* [SET PROBLEM]
Output every line below without omitting or altering anything.

* [INFORMATION PROVIDED]
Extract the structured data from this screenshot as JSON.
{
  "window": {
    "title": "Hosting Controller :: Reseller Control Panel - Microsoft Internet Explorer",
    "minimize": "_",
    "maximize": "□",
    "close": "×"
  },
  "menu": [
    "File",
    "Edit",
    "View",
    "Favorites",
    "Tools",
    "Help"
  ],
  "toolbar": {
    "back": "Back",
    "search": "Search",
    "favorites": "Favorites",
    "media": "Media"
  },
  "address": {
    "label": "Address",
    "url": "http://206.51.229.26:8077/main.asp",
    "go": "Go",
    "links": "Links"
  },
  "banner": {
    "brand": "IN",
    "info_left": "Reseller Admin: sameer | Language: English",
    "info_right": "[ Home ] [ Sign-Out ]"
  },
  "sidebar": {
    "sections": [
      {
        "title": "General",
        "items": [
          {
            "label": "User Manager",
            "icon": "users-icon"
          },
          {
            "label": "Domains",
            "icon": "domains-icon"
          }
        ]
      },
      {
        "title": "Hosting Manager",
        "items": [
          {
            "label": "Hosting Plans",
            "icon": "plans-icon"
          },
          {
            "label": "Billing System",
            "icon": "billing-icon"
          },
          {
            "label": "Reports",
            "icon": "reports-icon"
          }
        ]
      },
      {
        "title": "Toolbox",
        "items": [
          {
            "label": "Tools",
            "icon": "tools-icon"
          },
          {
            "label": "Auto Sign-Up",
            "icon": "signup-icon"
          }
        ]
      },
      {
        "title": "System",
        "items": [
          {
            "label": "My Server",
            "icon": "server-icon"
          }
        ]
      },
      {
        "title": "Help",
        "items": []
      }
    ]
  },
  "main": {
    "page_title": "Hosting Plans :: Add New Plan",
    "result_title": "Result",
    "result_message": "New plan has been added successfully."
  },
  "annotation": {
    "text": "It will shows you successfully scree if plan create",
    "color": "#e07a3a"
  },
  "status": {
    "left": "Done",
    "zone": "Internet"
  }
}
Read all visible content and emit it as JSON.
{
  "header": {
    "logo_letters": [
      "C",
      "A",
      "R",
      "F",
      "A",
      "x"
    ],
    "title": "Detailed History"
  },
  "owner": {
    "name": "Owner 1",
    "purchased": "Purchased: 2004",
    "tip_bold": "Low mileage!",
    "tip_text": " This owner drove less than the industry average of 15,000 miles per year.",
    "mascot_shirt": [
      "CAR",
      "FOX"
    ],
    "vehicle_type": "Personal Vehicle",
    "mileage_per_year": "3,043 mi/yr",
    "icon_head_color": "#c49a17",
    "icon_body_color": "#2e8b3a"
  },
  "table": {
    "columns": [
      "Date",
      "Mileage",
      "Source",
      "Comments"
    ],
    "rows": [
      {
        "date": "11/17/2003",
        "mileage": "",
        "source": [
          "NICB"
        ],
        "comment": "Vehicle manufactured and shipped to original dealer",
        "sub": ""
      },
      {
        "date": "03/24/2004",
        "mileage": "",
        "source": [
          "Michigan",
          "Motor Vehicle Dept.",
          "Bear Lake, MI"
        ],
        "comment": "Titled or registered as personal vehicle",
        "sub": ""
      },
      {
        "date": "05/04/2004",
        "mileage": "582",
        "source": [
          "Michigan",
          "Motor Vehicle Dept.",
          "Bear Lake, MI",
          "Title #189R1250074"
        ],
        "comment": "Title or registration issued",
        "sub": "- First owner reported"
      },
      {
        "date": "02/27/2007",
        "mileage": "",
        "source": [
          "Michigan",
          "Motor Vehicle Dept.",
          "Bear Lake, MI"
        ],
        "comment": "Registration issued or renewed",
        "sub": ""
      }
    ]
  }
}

* [OUTPUT FOR THIS EXERCISE]
Extract the structured data from this screenshot as JSON.
{
  "window": {
    "title": "Hosting Controller :: Reseller Control Panel - Microsoft Internet Explorer",
    "minimize": "_",
    "maximize": "□",
    "close": "×"
  },
  "menu": [
    "File",
    "Edit",
    "View",
    "Favorites",
    "Tools",
    "Help"
  ],
  "toolbar": {
    "back": "Back",
    "search": "Search",
    "favorites": "Favorites",
    "media": "Media"
  },
  "address": {
    "label": "Address",
    "url": "http://206.51.229.26:8077/main.asp",
    "go": "Go",
    "links": "Links"
  },
  "banner": {
    "brand": "IN",
    "info_left": "Reseller Admin: sameer | Language: English",
    "info_right": "[ Home ] [ Sign-Out ]"
  },
  "sidebar": {
    "sections": [
      {
        "title": "General",
        "items": [
          {
            "label": "User Manager",
            "icon": "users-icon"
          },
          {
            "label": "Domains",
            "icon": "domains-icon"
          }
        ]
      },
      {
        "title": "Hosting Manager",
        "items": [
          {
            "label": "Hosting Plans",
            "icon": "plans-icon"
          },
          {
            "label": "Billing System",
            "icon": "billing-icon"
          },
          {
            "label": "Reports",
            "icon": "reports-icon"
          }
        ]
      },
      {
        "title": "Toolbox",
        "items": [
          {
            "label": "Tools",
            "icon": "tools-icon"
          },
          {
            "label": "Auto Sign-Up",
            "icon": "signup-icon"
          }
        ]
      },
      {
        "title": "System",
        "items": [
          {
            "label": "My Server",
            "icon": "server-icon"
          }
        ]
      },
      {
        "title": "Help",
        "items": []
      }
    ]
  },
  "main": {
    "page_title": "Hosting Plans :: Add New Plan",
    "result_title": "Result",
    "result_message": "New plan has been added successfully."
  },
  "annotation": {
    "text": "It will shows you successfully scree if plan create",
    "color": "#e07a3a"
  },
  "status": {
    "left": "Done",
    "zone": "Internet"
  }
}
Read all visible content and emit it as JSON.
{
  "header": {
    "logo_letters": [
      "C",
      "A",
      "R",
      "F",
      "A",
      "x"
    ],
    "title": "Detailed History"
  },
  "owner": {
    "name": "Owner 1",
    "purchased": "Purchased: 2004",
    "tip_bold": "Low mileage!",
    "tip_text": " This owner drove less than the industry average of 15,000 miles per year.",
    "mascot_shirt": [
      "CAR",
      "FOX"
    ],
    "vehicle_type": "Personal Vehicle",
    "mileage_per_year": "3,043 mi/yr",
    "icon_head_color": "#c49a17",
    "icon_body_color": "#2e8b3a"
  },
  "table": {
    "columns": [
      "Date",
      "Mileage",
      "Source",
      "Comments"
    ],
    "rows": [
      {
        "date": "11/17/2003",
        "mileage": "",
        "source": [
          "NICB"
        ],
        "comment": "Vehicle manufactured and shipped to original dealer",
        "sub": ""
      },
      {
        "date": "03/24/2004",
        "mileage": "",
        "source": [
          "Michigan",
          "Motor Vehicle Dept.",
          "Bear Lake, MI"
        ],
        "comment": "Titled or registered as personal vehicle",
        "sub": ""
      },
      {
        "date": "05/04/2004",
        "mileage": "582",
        "source": [
          "Michigan",
          "Motor Vehicle Dept.",
          "Bear Lake, MI",
          "Title #189R1250074"
        ],
        "comment": "Title or registration issued",
        "sub": "- First owner reported"
      },
      {
        "date": "02/27/2007",
        "mileage": "",
        "source": [
          "Michigan",
          "Motor Vehicle Dept.",
          "Bear Lake, MI"
        ],
        "comment": "Registration issued or renewed",
        "sub": ""
      }
    ]
  }
}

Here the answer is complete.